TASK REQUIREMENTS. Copy each entry as it stands, leaving nothing out.

** START **

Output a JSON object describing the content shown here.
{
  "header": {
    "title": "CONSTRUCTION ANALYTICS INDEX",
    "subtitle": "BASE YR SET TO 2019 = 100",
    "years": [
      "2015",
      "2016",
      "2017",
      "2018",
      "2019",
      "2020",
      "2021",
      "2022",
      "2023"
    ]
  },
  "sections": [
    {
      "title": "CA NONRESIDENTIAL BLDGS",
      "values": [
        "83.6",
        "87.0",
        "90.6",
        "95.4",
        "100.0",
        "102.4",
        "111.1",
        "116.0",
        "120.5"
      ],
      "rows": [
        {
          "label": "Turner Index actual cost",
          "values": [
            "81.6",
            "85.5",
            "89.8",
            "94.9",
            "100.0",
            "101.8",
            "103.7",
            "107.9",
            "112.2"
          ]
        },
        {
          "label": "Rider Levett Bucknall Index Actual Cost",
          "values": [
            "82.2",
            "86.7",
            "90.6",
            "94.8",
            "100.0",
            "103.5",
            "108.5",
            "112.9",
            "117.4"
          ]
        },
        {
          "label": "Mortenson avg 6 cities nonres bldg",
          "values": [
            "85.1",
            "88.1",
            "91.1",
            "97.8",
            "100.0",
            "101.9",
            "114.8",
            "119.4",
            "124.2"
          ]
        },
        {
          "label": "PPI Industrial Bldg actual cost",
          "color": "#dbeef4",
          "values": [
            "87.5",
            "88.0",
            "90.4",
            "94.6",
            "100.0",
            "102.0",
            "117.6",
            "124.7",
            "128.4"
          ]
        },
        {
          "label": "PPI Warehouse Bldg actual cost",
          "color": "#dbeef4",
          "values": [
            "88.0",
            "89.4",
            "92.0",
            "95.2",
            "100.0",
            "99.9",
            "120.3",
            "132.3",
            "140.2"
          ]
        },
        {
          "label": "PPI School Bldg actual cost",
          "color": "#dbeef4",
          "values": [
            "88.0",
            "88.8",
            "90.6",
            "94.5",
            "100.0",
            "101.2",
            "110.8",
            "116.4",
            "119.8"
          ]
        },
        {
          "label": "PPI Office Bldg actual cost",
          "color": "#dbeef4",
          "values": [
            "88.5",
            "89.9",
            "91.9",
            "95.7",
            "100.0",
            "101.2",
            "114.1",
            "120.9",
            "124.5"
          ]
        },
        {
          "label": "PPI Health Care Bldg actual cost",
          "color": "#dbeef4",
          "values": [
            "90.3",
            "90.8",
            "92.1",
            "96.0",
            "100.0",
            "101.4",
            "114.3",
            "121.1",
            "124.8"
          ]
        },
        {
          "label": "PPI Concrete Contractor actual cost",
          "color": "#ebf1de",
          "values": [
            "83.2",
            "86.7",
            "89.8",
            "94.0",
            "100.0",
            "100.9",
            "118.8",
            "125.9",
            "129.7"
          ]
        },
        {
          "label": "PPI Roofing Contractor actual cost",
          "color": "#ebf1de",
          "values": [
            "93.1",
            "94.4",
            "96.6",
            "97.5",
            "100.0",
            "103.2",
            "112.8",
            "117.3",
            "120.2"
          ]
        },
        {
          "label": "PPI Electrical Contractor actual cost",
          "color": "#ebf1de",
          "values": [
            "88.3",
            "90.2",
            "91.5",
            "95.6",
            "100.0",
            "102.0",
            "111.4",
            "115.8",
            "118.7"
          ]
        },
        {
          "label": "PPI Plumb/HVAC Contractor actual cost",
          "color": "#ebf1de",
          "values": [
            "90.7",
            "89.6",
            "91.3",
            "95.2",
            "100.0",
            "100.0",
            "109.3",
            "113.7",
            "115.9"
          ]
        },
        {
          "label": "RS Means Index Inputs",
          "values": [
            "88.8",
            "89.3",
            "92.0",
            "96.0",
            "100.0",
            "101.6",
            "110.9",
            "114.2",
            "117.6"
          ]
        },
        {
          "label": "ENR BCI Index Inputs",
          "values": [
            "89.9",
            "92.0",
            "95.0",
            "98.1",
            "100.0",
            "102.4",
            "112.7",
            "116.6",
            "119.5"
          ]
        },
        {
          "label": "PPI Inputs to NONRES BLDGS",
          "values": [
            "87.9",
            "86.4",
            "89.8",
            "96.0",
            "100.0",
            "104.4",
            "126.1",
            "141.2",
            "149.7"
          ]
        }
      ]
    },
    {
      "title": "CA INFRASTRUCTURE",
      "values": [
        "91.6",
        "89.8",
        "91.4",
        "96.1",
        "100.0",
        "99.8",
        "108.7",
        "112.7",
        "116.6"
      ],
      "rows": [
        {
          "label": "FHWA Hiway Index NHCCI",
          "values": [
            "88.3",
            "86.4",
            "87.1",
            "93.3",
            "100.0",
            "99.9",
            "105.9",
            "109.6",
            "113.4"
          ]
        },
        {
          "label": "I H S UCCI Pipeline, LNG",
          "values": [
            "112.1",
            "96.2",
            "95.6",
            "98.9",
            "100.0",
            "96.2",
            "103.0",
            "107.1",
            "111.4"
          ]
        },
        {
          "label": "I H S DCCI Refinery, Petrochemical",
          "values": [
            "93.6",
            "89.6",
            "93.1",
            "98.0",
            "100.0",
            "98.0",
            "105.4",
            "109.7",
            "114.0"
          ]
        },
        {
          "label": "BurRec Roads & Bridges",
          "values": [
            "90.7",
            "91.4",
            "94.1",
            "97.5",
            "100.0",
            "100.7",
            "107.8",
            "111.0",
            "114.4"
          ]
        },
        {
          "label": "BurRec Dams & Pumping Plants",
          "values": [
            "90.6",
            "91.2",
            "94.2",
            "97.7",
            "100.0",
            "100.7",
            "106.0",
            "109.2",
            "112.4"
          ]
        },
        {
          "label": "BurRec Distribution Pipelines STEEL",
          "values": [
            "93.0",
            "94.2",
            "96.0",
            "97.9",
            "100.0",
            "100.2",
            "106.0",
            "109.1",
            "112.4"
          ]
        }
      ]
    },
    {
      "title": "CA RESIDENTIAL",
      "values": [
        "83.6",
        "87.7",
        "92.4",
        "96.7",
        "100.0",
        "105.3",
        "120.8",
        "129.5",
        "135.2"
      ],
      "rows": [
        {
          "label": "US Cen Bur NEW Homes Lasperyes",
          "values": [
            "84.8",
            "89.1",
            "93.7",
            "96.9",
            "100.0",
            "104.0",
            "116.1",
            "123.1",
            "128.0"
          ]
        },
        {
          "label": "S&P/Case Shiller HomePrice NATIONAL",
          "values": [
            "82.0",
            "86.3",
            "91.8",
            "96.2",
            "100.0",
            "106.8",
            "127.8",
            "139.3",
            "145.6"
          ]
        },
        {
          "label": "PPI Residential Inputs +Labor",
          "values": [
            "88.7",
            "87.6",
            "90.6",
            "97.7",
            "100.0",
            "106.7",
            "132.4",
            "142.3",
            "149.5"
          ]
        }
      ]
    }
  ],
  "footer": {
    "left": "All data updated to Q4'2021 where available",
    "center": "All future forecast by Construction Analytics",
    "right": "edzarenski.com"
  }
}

** END **

PROBLEM SOLUTION.
Output a JSON object describing the content shown here.
{
  "header": {
    "title": "CONSTRUCTION ANALYTICS INDEX",
    "subtitle": "BASE YR SET TO 2019 = 100",
    "years": [
      "2015",
      "2016",
      "2017",
      "2018",
      "2019",
      "2020",
      "2021",
      "2022",
      "2023"
    ]
  },
  "sections": [
    {
      "title": "CA NONRESIDENTIAL BLDGS",
      "values": [
        "83.6",
        "87.0",
        "90.6",
        "95.4",
        "100.0",
        "102.4",
        "111.1",
        "116.0",
        "120.5"
      ],
      "rows": [
        {
          "label": "Turner Index actual cost",
          "values": [
            "81.6",
            "85.5",
            "89.8",
            "94.9",
            "100.0",
            "101.8",
            "103.7",
            "107.9",
            "112.2"
          ]
        },
        {
          "label": "Rider Levett Bucknall Index Actual Cost",
          "values": [
            "82.2",
            "86.7",
            "90.6",
            "94.8",
            "100.0",
            "103.5",
            "108.5",
            "112.9",
            "117.4"
          ]
        },
        {
          "label": "Mortenson avg 6 cities nonres bldg",
          "values": [
            "85.1",
            "88.1",
            "91.1",
            "97.8",
            "100.0",
            "101.9",
            "114.8",
            "119.4",
            "124.2"
          ]
        },
        {
          "label": "PPI Industrial Bldg actual cost",
          "color": "#dbeef4",
          "values": [
            "87.5",
            "88.0",
            "90.4",
            "94.6",
            "100.0",
            "102.0",
            "117.6",
            "124.7",
            "128.4"
          ]
        },
        {
          "label": "PPI Warehouse Bldg actual cost",
          "color": "#dbeef4",
          "values": [
            "88.0",
            "89.4",
            "92.0",
            "95.2",
            "100.0",
            "99.9",
            "120.3",
            "132.3",
            "140.2"
          ]
        },
        {
          "label": "PPI School Bldg actual cost",
          "color": "#dbeef4",
          "values": [
            "88.0",
            "88.8",
            "90.6",
            "94.5",
            "100.0",
            "101.2",
            "110.8",
            "116.4",
            "119.8"
          ]
        },
        {
          "label": "PPI Office Bldg actual cost",
          "color": "#dbeef4",
          "values": [
            "88.5",
            "89.9",
            "91.9",
            "95.7",
            "100.0",
            "101.2",
            "114.1",
            "120.9",
            "124.5"
          ]
        },
        {
          "label": "PPI Health Care Bldg actual cost",
          "color": "#dbeef4",
          "values": [
            "90.3",
            "90.8",
            "92.1",
            "96.0",
            "100.0",
            "101.4",
            "114.3",
            "121.1",
            "124.8"
          ]
        },
        {
          "label": "PPI Concrete Contractor actual cost",
          "color": "#ebf1de",
          "values": [
            "83.2",
            "86.7",
            "89.8",
            "94.0",
            "100.0",
            "100.9",
            "118.8",
            "125.9",
            "129.7"
          ]
        },
        {
          "label": "PPI Roofing Contractor actual cost",
          "color": "#ebf1de",
          "values": [
            "93.1",
            "94.4",
            "96.6",
            "97.5",
            "100.0",
            "103.2",
            "112.8",
            "117.3",
            "120.2"
          ]
        },
        {
          "label": "PPI Electrical Contractor actual cost",
          "color": "#ebf1de",
          "values": [
            "88.3",
            "90.2",
            "91.5",
            "95.6",
            "100.0",
            "102.0",
            "111.4",
            "115.8",
            "118.7"
          ]
        },
        {
          "label": "PPI Plumb/HVAC Contractor actual cost",
          "color": "#ebf1de",
          "values": [
            "90.7",
            "89.6",
            "91.3",
            "95.2",
            "100.0",
            "100.0",
            "109.3",
            "113.7",
            "115.9"
          ]
        },
        {
          "label": "RS Means Index Inputs",
          "values": [
            "88.8",
            "89.3",
            "92.0",
            "96.0",
            "100.0",
            "101.6",
            "110.9",
            "114.2",
            "117.6"
          ]
        },
        {
          "label": "ENR BCI Index Inputs",
          "values": [
            "89.9",
            "92.0",
            "95.0",
            "98.1",
            "100.0",
            "102.4",
            "112.7",
            "116.6",
            "119.5"
          ]
        },
        {
          "label": "PPI Inputs to NONRES BLDGS",
          "values": [
            "87.9",
            "86.4",
            "89.8",
            "96.0",
            "100.0",
            "104.4",
            "126.1",
            "141.2",
            "149.7"
          ]
        }
      ]
    },
    {
      "title": "CA INFRASTRUCTURE",
      "values": [
        "91.6",
        "89.8",
        "91.4",
        "96.1",
        "100.0",
        "99.8",
        "108.7",
        "112.7",
        "116.6"
      ],
      "rows": [
        {
          "label": "FHWA Hiway Index NHCCI",
          "values": [
            "88.3",
            "86.4",
            "87.1",
            "93.3",
            "100.0",
            "99.9",
            "105.9",
            "109.6",
            "113.4"
          ]
        },
        {
          "label": "I H S UCCI Pipeline, LNG",
          "values": [
            "112.1",
            "96.2",
            "95.6",
            "98.9",
            "100.0",
            "96.2",
            "103.0",
            "107.1",
            "111.4"
          ]
        },
        {
          "label": "I H S DCCI Refinery, Petrochemical",
          "values": [
            "93.6",
            "89.6",
            "93.1",
            "98.0",
            "100.0",
            "98.0",
            "105.4",
            "109.7",
            "114.0"
          ]
        },
        {
          "label": "BurRec Roads & Bridges",
          "values": [
            "90.7",
            "91.4",
            "94.1",
            "97.5",
            "100.0",
            "100.7",
            "107.8",
            "111.0",
            "114.4"
          ]
        },
        {
          "label": "BurRec Dams & Pumping Plants",
          "values": [
            "90.6",
            "91.2",
            "94.2",
            "97.7",
            "100.0",
            "100.7",
            "106.0",
            "109.2",
            "112.4"
          ]
        },
        {
          "label": "BurRec Distribution Pipelines STEEL",
          "values": [
            "93.0",
            "94.2",
            "96.0",
            "97.9",
            "100.0",
            "100.2",
            "106.0",
            "109.1",
            "112.4"
          ]
        }
      ]
    },
    {
      "title": "CA RESIDENTIAL",
      "values": [
        "83.6",
        "87.7",
        "92.4",
        "96.7",
        "100.0",
        "105.3",
        "120.8",
        "129.5",
        "135.2"
      ],
      "rows": [
        {
          "label": "US Cen Bur NEW Homes Lasperyes",
          "values": [
            "84.8",
            "89.1",
            "93.7",
            "96.9",
            "100.0",
            "104.0",
            "116.1",
            "123.1",
            "128.0"
          ]
        },
        {
          "label": "S&P/Case Shiller HomePrice NATIONAL",
          "values": [
            "82.0",
            "86.3",
            "91.8",
            "96.2",
            "100.0",
            "106.8",
            "127.8",
            "139.3",
            "145.6"
          ]
        },
        {
          "label": "PPI Residential Inputs +Labor",
          "values": [
            "88.7",
            "87.6",
            "90.6",
            "97.7",
            "100.0",
            "106.7",
            "132.4",
            "142.3",
            "149.5"
          ]
        }
      ]
    }
  ],
  "footer": {
    "left": "All data updated to Q4'2021 where available",
    "center": "All future forecast by Construction Analytics",
    "right": "edzarenski.com"
  }
}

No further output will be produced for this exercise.